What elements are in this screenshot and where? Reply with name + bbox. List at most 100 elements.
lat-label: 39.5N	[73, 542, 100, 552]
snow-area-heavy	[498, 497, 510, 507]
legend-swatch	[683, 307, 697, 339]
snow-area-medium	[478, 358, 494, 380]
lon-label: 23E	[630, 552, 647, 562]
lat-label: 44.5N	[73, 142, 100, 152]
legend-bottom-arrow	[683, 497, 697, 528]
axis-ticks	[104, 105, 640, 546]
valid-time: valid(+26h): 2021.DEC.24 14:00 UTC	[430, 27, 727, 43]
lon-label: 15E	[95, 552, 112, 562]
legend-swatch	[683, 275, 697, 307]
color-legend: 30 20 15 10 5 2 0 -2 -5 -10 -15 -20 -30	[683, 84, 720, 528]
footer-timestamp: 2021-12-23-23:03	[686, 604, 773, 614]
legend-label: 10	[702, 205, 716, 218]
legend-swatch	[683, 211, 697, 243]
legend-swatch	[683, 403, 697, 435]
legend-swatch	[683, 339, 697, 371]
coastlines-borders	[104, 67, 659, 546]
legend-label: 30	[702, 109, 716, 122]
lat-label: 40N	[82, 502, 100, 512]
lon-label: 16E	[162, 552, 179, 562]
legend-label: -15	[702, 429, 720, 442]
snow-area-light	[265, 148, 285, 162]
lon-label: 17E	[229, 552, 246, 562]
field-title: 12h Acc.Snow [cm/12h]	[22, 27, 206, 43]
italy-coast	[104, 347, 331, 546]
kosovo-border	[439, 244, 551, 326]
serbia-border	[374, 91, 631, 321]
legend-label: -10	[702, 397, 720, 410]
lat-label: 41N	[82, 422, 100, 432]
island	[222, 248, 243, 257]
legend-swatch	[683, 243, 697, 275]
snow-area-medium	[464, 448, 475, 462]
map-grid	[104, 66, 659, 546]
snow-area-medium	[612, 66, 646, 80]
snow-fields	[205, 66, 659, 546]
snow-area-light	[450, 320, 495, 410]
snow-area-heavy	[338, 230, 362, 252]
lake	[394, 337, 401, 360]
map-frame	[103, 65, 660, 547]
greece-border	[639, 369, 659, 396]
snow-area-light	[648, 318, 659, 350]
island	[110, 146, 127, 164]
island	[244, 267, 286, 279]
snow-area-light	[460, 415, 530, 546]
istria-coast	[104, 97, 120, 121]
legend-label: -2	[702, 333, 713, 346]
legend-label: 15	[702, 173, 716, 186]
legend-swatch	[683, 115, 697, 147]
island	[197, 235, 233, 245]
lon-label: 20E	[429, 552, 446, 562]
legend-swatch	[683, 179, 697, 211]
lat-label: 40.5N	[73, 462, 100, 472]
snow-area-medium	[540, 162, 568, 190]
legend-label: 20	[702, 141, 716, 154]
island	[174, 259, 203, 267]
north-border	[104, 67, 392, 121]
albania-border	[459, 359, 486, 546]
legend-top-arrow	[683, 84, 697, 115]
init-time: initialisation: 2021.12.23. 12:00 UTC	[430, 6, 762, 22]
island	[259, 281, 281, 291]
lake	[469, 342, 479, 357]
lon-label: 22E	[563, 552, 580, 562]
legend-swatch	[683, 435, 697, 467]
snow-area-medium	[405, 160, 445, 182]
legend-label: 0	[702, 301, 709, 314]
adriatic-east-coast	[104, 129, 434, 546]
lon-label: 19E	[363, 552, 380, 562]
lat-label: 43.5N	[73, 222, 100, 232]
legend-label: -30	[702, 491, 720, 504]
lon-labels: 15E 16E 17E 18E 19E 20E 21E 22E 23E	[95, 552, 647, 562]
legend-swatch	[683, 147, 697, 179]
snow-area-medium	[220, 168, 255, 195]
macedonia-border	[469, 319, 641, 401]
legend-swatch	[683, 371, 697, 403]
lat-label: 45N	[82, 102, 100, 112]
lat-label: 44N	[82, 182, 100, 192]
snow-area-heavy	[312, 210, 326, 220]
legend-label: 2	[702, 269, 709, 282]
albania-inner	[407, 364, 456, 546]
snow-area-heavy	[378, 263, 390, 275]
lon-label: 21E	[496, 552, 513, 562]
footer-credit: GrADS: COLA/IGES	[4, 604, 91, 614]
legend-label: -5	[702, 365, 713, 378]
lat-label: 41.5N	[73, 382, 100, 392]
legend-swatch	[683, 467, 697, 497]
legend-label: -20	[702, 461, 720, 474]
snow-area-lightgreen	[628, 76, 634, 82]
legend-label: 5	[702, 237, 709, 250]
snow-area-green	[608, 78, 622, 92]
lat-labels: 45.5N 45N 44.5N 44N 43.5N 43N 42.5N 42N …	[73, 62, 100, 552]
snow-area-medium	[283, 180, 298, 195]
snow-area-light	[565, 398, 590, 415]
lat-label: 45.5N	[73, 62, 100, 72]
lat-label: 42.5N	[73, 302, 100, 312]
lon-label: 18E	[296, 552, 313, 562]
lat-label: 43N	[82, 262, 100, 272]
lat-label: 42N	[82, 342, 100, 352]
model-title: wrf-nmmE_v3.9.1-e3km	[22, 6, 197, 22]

EXERCISE PROMPT ▸ Change every "snow-area-medium" in the records above to "snow-area-moderate", leaving everything else as it is.

WRITTEN ANSWER ▸
What elements are in this screenshot and where? Reply with name + bbox. List at most 100 elements.
lat-label: 39.5N	[73, 542, 100, 552]
snow-area-heavy	[498, 497, 510, 507]
legend-swatch	[683, 307, 697, 339]
snow-area-moderate	[478, 358, 494, 380]
lon-label: 23E	[630, 552, 647, 562]
lat-label: 44.5N	[73, 142, 100, 152]
legend-bottom-arrow	[683, 497, 697, 528]
axis-ticks	[104, 105, 640, 546]
valid-time: valid(+26h): 2021.DEC.24 14:00 UTC	[430, 27, 727, 43]
lon-label: 15E	[95, 552, 112, 562]
legend-swatch	[683, 275, 697, 307]
color-legend: 30 20 15 10 5 2 0 -2 -5 -10 -15 -20 -30	[683, 84, 720, 528]
footer-timestamp: 2021-12-23-23:03	[686, 604, 773, 614]
legend-label: 10	[702, 205, 716, 218]
legend-swatch	[683, 211, 697, 243]
legend-swatch	[683, 403, 697, 435]
legend-swatch	[683, 339, 697, 371]
coastlines-borders	[104, 67, 659, 546]
legend-label: 30	[702, 109, 716, 122]
lat-label: 40N	[82, 502, 100, 512]
lon-label: 16E	[162, 552, 179, 562]
legend-label: -15	[702, 429, 720, 442]
snow-area-light	[265, 148, 285, 162]
lon-label: 17E	[229, 552, 246, 562]
field-title: 12h Acc.Snow [cm/12h]	[22, 27, 206, 43]
italy-coast	[104, 347, 331, 546]
kosovo-border	[439, 244, 551, 326]
serbia-border	[374, 91, 631, 321]
legend-label: -10	[702, 397, 720, 410]
lat-label: 41N	[82, 422, 100, 432]
island	[222, 248, 243, 257]
legend-swatch	[683, 243, 697, 275]
snow-area-moderate	[464, 448, 475, 462]
map-grid	[104, 66, 659, 546]
snow-area-moderate	[612, 66, 646, 80]
snow-fields	[205, 66, 659, 546]
snow-area-light	[450, 320, 495, 410]
snow-area-heavy	[338, 230, 362, 252]
lake	[394, 337, 401, 360]
map-frame	[103, 65, 660, 547]
greece-border	[639, 369, 659, 396]
snow-area-light	[648, 318, 659, 350]
island	[110, 146, 127, 164]
island	[244, 267, 286, 279]
snow-area-light	[460, 415, 530, 546]
istria-coast	[104, 97, 120, 121]
legend-label: -2	[702, 333, 713, 346]
legend-label: 15	[702, 173, 716, 186]
legend-swatch	[683, 115, 697, 147]
island	[197, 235, 233, 245]
lon-label: 20E	[429, 552, 446, 562]
legend-swatch	[683, 179, 697, 211]
lat-label: 40.5N	[73, 462, 100, 472]
snow-area-moderate	[540, 162, 568, 190]
legend-label: 20	[702, 141, 716, 154]
island	[174, 259, 203, 267]
north-border	[104, 67, 392, 121]
albania-border	[459, 359, 486, 546]
legend-top-arrow	[683, 84, 697, 115]
init-time: initialisation: 2021.12.23. 12:00 UTC	[430, 6, 762, 22]
island	[259, 281, 281, 291]
lake	[469, 342, 479, 357]
lon-label: 22E	[563, 552, 580, 562]
legend-swatch	[683, 435, 697, 467]
snow-area-moderate	[405, 160, 445, 182]
legend-label: 0	[702, 301, 709, 314]
adriatic-east-coast	[104, 129, 434, 546]
lon-label: 19E	[363, 552, 380, 562]
lat-label: 43.5N	[73, 222, 100, 232]
legend-label: -30	[702, 491, 720, 504]
lon-labels: 15E 16E 17E 18E 19E 20E 21E 22E 23E	[95, 552, 647, 562]
legend-swatch	[683, 147, 697, 179]
snow-area-moderate	[220, 168, 255, 195]
macedonia-border	[469, 319, 641, 401]
legend-swatch	[683, 371, 697, 403]
lat-label: 45N	[82, 102, 100, 112]
lat-label: 44N	[82, 182, 100, 192]
snow-area-heavy	[312, 210, 326, 220]
legend-label: 2	[702, 269, 709, 282]
albania-inner	[407, 364, 456, 546]
snow-area-heavy	[378, 263, 390, 275]
lon-label: 21E	[496, 552, 513, 562]
footer-credit: GrADS: COLA/IGES	[4, 604, 91, 614]
legend-label: -5	[702, 365, 713, 378]
lat-label: 41.5N	[73, 382, 100, 392]
legend-swatch	[683, 467, 697, 497]
legend-label: -20	[702, 461, 720, 474]
snow-area-lightgreen	[628, 76, 634, 82]
legend-label: 5	[702, 237, 709, 250]
snow-area-green	[608, 78, 622, 92]
lat-labels: 45.5N 45N 44.5N 44N 43.5N 43N 42.5N 42N …	[73, 62, 100, 552]
snow-area-moderate	[283, 180, 298, 195]
snow-area-light	[565, 398, 590, 415]
lat-label: 45.5N	[73, 62, 100, 72]
lat-label: 42.5N	[73, 302, 100, 312]
lon-label: 18E	[296, 552, 313, 562]
lat-label: 43N	[82, 262, 100, 272]
lat-label: 42N	[82, 342, 100, 352]
model-title: wrf-nmmE_v3.9.1-e3km	[22, 6, 197, 22]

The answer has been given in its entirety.